- Problem to solve: Copy every line of the data below, keeping each character as it appears.

[Data listing]
# # # #
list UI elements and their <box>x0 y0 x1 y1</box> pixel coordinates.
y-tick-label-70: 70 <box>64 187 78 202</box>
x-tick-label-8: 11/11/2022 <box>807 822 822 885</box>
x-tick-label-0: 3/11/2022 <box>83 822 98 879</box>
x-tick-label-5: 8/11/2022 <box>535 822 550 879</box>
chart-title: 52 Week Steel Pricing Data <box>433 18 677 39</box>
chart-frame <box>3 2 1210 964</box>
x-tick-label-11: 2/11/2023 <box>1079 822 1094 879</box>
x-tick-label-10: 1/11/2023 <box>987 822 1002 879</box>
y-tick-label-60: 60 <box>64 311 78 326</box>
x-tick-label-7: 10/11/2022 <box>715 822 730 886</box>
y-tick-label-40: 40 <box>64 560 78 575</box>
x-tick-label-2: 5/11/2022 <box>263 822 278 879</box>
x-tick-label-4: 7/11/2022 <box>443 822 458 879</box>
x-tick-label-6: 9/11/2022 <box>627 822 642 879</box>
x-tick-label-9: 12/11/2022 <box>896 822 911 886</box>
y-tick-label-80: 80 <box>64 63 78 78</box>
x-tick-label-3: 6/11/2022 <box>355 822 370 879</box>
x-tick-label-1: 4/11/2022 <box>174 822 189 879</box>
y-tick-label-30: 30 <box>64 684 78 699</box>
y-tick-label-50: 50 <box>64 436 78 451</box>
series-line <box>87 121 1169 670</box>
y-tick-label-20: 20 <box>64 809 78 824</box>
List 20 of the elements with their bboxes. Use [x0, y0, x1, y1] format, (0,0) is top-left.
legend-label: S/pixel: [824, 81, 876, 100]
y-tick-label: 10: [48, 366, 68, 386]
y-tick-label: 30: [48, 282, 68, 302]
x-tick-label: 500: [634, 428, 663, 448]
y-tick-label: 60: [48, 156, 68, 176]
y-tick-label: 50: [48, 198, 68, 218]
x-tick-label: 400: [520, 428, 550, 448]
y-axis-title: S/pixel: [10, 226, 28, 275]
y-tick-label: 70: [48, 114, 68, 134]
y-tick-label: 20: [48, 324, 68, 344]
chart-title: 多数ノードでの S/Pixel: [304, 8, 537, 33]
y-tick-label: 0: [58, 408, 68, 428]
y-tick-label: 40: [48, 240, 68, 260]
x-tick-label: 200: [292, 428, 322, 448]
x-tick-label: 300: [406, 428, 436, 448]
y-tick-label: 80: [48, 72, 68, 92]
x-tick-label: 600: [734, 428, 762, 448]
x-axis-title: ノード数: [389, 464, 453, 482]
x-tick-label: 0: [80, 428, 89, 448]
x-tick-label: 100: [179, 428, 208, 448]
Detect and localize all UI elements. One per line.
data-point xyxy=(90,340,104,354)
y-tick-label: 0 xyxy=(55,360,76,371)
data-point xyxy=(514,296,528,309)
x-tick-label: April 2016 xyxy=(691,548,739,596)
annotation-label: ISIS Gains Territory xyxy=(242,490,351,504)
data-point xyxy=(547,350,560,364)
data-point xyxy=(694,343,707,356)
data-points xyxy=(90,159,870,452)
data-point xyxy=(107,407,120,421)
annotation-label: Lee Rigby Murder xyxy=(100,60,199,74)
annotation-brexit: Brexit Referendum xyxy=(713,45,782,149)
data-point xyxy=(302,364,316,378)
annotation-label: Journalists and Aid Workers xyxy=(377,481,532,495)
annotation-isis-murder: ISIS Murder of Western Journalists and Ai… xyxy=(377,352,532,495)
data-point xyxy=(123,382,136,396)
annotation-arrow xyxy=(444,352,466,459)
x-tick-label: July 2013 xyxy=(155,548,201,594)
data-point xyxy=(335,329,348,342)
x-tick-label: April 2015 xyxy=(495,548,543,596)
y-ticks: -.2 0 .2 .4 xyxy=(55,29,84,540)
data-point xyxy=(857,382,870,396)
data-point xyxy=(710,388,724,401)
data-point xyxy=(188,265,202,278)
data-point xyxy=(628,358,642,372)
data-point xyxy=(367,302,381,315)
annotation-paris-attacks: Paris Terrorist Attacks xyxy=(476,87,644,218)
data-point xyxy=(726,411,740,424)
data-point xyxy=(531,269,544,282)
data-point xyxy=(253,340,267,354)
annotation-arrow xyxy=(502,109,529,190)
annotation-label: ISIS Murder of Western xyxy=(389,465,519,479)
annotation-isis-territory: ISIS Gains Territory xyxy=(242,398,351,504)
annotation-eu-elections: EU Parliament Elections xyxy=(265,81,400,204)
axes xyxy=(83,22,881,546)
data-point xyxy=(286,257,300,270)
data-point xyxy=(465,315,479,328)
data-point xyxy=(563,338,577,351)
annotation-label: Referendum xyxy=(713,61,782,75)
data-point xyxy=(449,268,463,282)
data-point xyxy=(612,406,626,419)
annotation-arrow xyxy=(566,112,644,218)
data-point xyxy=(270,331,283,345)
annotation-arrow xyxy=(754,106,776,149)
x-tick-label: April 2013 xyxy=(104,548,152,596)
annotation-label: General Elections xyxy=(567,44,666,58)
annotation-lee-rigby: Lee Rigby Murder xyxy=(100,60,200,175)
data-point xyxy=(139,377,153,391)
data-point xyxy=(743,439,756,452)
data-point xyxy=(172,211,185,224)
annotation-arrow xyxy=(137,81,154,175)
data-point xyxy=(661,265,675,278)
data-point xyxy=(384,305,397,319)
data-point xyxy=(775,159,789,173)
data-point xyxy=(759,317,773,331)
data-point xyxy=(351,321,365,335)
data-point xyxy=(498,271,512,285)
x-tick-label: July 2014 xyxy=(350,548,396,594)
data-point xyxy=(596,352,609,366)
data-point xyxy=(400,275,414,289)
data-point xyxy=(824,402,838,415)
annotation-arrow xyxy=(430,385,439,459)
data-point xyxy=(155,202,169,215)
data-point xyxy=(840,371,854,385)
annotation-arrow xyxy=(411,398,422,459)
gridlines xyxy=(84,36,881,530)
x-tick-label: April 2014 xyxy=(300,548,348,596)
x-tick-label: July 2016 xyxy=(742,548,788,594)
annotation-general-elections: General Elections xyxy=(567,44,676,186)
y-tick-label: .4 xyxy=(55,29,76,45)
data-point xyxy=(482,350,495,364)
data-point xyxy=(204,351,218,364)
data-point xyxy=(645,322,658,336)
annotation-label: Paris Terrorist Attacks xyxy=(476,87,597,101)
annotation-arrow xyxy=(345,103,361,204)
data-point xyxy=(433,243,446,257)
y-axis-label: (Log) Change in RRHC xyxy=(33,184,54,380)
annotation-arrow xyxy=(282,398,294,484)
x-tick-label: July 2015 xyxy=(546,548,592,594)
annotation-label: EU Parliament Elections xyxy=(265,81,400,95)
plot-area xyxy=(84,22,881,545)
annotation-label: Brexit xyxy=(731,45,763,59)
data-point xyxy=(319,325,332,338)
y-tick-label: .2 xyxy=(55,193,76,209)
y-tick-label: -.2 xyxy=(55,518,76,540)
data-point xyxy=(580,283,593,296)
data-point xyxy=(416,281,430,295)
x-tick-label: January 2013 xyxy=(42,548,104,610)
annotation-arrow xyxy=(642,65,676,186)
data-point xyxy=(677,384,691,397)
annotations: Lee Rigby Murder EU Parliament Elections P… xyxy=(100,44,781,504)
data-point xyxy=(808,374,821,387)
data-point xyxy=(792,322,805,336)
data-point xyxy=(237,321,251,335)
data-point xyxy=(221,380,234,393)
# # # #
- Response for this exercise:
list UI elements and their <box>x0 y0 x1 y1</box> pixel coordinates.
y-tick-label-70: 70 <box>64 187 78 202</box>
x-tick-label-8: 11/11/2022 <box>807 822 822 885</box>
x-tick-label-0: 3/11/2022 <box>83 822 98 879</box>
x-tick-label-5: 8/11/2022 <box>535 822 550 879</box>
chart-title: 52 Week Steel Pricing Data <box>433 18 677 39</box>
chart-frame <box>3 2 1210 964</box>
x-tick-label-11: 2/11/2023 <box>1079 822 1094 879</box>
x-tick-label-10: 1/11/2023 <box>987 822 1002 879</box>
y-tick-label-60: 60 <box>64 311 78 326</box>
x-tick-label-7: 10/11/2022 <box>715 822 730 886</box>
y-tick-label-40: 40 <box>64 560 78 575</box>
x-tick-label-2: 5/11/2022 <box>263 822 278 879</box>
x-tick-label-4: 7/11/2022 <box>443 822 458 879</box>
x-tick-label-6: 9/11/2022 <box>627 822 642 879</box>
x-tick-label-9: 12/11/2022 <box>896 822 911 886</box>
y-tick-label-80: 80 <box>64 63 78 78</box>
x-tick-label-3: 6/11/2022 <box>355 822 370 879</box>
x-tick-label-1: 4/11/2022 <box>174 822 189 879</box>
y-tick-label-30: 30 <box>64 684 78 699</box>
y-tick-label-50: 50 <box>64 436 78 451</box>
series-line <box>87 121 1169 670</box>
y-tick-label-20: 20 <box>64 809 78 824</box>
List 20 of the elements with their bboxes. Use [x0, y0, x1, y1] format, (0,0) is top-left.
legend-label: S/pixel: [824, 81, 876, 100]
y-tick-label: 10: [48, 366, 68, 386]
y-tick-label: 30: [48, 282, 68, 302]
x-tick-label: 500: [634, 428, 663, 448]
y-tick-label: 60: [48, 156, 68, 176]
y-tick-label: 50: [48, 198, 68, 218]
x-tick-label: 400: [520, 428, 550, 448]
y-axis-title: S/pixel: [10, 226, 28, 275]
y-tick-label: 70: [48, 114, 68, 134]
y-tick-label: 20: [48, 324, 68, 344]
chart-title: 多数ノードでの S/Pixel: [304, 8, 537, 33]
y-tick-label: 0: [58, 408, 68, 428]
y-tick-label: 40: [48, 240, 68, 260]
x-tick-label: 200: [292, 428, 322, 448]
x-tick-label: 300: [406, 428, 436, 448]
y-tick-label: 80: [48, 72, 68, 92]
x-tick-label: 600: [734, 428, 762, 448]
x-axis-title: ノード数: [389, 464, 453, 482]
x-tick-label: 0: [80, 428, 89, 448]
x-tick-label: 100: [179, 428, 208, 448]
Detect and localize all UI elements. One per line.
data-point xyxy=(90,340,104,354)
y-tick-label: 0 xyxy=(55,360,76,371)
data-point xyxy=(514,296,528,309)
x-tick-label: April 2016 xyxy=(691,548,739,596)
annotation-label: ISIS Gains Territory xyxy=(242,490,351,504)
data-point xyxy=(547,350,560,364)
data-point xyxy=(694,343,707,356)
data-points xyxy=(90,159,870,452)
data-point xyxy=(107,407,120,421)
annotation-label: Lee Rigby Murder xyxy=(100,60,199,74)
annotation-brexit: Brexit Referendum xyxy=(713,45,782,149)
data-point xyxy=(302,364,316,378)
annotation-label: Journalists and Aid Workers xyxy=(377,481,532,495)
annotation-isis-murder: ISIS Murder of Western Journalists and Ai… xyxy=(377,352,532,495)
data-point xyxy=(123,382,136,396)
annotation-arrow xyxy=(444,352,466,459)
x-tick-label: July 2013 xyxy=(155,548,201,594)
data-point xyxy=(335,329,348,342)
x-tick-label: April 2015 xyxy=(495,548,543,596)
y-ticks: -.2 0 .2 .4 xyxy=(55,29,84,540)
data-point xyxy=(857,382,870,396)
data-point xyxy=(710,388,724,401)
data-point xyxy=(188,265,202,278)
data-point xyxy=(628,358,642,372)
data-point xyxy=(367,302,381,315)
annotation-paris-attacks: Paris Terrorist Attacks xyxy=(476,87,644,218)
data-point xyxy=(726,411,740,424)
data-point xyxy=(531,269,544,282)
data-point xyxy=(253,340,267,354)
annotation-arrow xyxy=(502,109,529,190)
annotation-label: ISIS Murder of Western xyxy=(389,465,519,479)
annotation-isis-territory: ISIS Gains Territory xyxy=(242,398,351,504)
annotation-eu-elections: EU Parliament Elections xyxy=(265,81,400,204)
axes xyxy=(83,22,881,546)
data-point xyxy=(286,257,300,270)
data-point xyxy=(465,315,479,328)
data-point xyxy=(563,338,577,351)
annotation-label: Referendum xyxy=(713,61,782,75)
data-point xyxy=(449,268,463,282)
data-point xyxy=(612,406,626,419)
annotation-arrow xyxy=(566,112,644,218)
data-point xyxy=(270,331,283,345)
annotation-arrow xyxy=(754,106,776,149)
x-tick-label: April 2013 xyxy=(104,548,152,596)
annotation-label: General Elections xyxy=(567,44,666,58)
annotation-lee-rigby: Lee Rigby Murder xyxy=(100,60,200,175)
data-point xyxy=(139,377,153,391)
data-point xyxy=(743,439,756,452)
data-point xyxy=(172,211,185,224)
annotation-arrow xyxy=(137,81,154,175)
data-point xyxy=(661,265,675,278)
data-point xyxy=(384,305,397,319)
data-point xyxy=(775,159,789,173)
data-point xyxy=(759,317,773,331)
data-point xyxy=(351,321,365,335)
data-point xyxy=(498,271,512,285)
x-tick-label: July 2014 xyxy=(350,548,396,594)
data-point xyxy=(596,352,609,366)
data-point xyxy=(400,275,414,289)
data-point xyxy=(824,402,838,415)
annotation-arrow xyxy=(430,385,439,459)
data-point xyxy=(155,202,169,215)
data-point xyxy=(840,371,854,385)
annotation-arrow xyxy=(411,398,422,459)
gridlines xyxy=(84,36,881,530)
x-tick-label: April 2014 xyxy=(300,548,348,596)
x-tick-label: July 2016 xyxy=(742,548,788,594)
annotation-general-elections: General Elections xyxy=(567,44,676,186)
y-tick-label: .4 xyxy=(55,29,76,45)
data-point xyxy=(482,350,495,364)
data-point xyxy=(204,351,218,364)
data-point xyxy=(645,322,658,336)
annotation-label: Paris Terrorist Attacks xyxy=(476,87,597,101)
annotation-arrow xyxy=(345,103,361,204)
data-point xyxy=(433,243,446,257)
y-axis-label: (Log) Change in RRHC xyxy=(33,184,54,380)
annotation-arrow xyxy=(282,398,294,484)
x-tick-label: July 2015 xyxy=(546,548,592,594)
annotation-label: EU Parliament Elections xyxy=(265,81,400,95)
plot-area xyxy=(84,22,881,545)
annotation-label: Brexit xyxy=(731,45,763,59)
data-point xyxy=(319,325,332,338)
y-tick-label: .2 xyxy=(55,193,76,209)
y-tick-label: -.2 xyxy=(55,518,76,540)
data-point xyxy=(580,283,593,296)
data-point xyxy=(416,281,430,295)
x-tick-label: January 2013 xyxy=(42,548,104,610)
annotation-arrow xyxy=(642,65,676,186)
data-point xyxy=(677,384,691,397)
annotations: Lee Rigby Murder EU Parliament Elections P… xyxy=(100,44,781,504)
data-point xyxy=(808,374,821,387)
data-point xyxy=(792,322,805,336)
data-point xyxy=(237,321,251,335)
data-point xyxy=(221,380,234,393)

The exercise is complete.